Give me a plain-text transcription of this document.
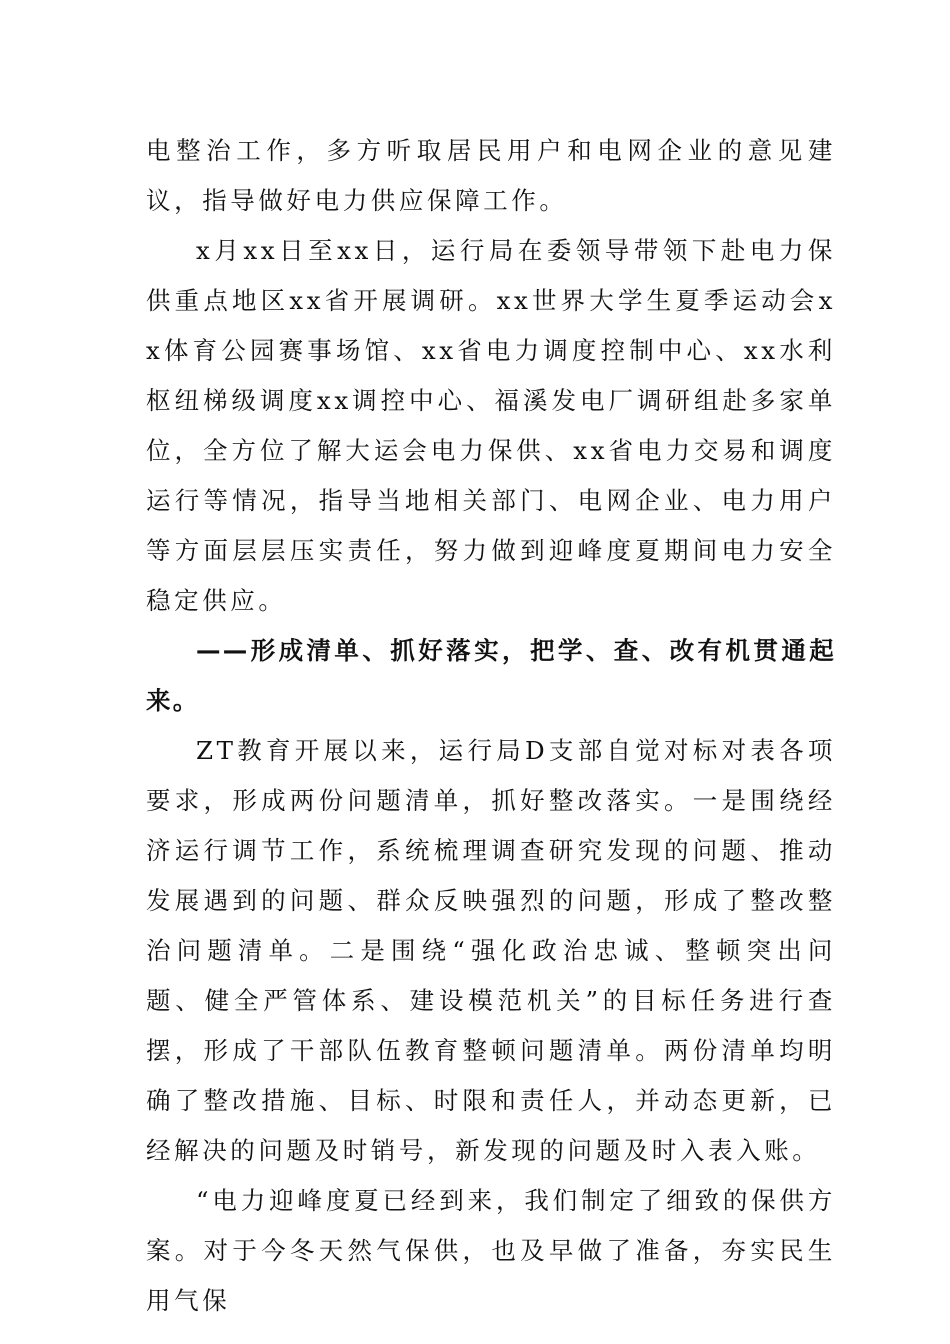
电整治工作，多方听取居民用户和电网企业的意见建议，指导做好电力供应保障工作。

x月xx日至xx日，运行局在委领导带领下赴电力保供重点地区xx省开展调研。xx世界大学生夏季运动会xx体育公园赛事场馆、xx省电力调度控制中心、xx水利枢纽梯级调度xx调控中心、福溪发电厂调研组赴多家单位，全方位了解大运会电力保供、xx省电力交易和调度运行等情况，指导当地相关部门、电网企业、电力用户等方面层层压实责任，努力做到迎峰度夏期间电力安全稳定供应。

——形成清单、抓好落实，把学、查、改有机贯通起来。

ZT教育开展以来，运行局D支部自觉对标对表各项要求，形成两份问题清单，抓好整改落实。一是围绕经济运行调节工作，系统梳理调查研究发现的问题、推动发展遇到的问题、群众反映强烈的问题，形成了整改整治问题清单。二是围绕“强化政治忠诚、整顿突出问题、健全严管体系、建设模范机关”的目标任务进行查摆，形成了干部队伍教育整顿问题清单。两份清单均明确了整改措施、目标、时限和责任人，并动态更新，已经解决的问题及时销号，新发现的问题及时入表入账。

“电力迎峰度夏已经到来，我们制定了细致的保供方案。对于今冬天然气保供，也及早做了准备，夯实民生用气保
####################
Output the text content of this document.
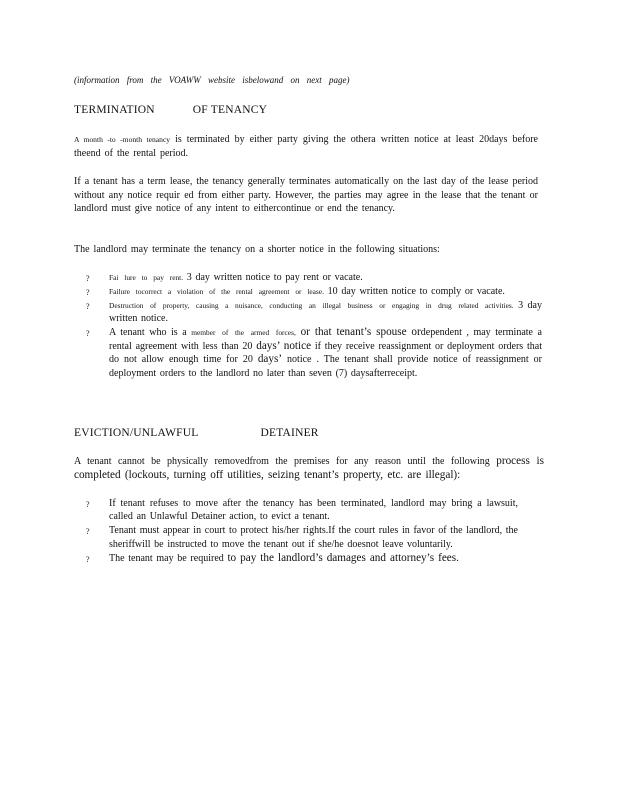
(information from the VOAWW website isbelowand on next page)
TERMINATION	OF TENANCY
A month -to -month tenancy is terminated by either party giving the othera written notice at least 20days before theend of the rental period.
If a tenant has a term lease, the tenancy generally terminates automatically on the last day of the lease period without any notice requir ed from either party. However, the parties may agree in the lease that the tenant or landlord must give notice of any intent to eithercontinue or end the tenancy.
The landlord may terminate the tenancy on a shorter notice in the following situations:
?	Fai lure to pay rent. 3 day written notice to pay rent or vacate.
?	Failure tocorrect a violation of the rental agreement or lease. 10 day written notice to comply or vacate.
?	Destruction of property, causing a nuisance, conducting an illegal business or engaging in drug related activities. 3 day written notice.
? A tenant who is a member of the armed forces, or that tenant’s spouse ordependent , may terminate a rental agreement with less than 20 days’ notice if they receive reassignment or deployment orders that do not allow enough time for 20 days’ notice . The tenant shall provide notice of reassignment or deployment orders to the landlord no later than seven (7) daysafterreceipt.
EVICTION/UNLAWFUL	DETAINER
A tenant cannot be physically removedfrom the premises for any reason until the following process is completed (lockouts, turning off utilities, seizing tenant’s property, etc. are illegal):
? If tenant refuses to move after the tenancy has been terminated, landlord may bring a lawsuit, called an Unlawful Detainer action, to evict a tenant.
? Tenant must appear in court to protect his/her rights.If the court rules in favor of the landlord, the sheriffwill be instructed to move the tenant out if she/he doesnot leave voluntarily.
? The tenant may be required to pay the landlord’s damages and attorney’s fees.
####################
--- What to produce ---
Display every line of the listing that contains the string "period".

--- Result for this task ---
A month -to -month tenancy is terminated by either party giving the othera written notice at least 20days before theend of the rental period.
If a tenant has a term lease, the tenancy generally terminates automatically on the last day of the lease period without any notice requir ed from either party. However, the parties may agree in the lease that the tenant or landlord must give notice of any intent to eithercontinue or end the tenancy.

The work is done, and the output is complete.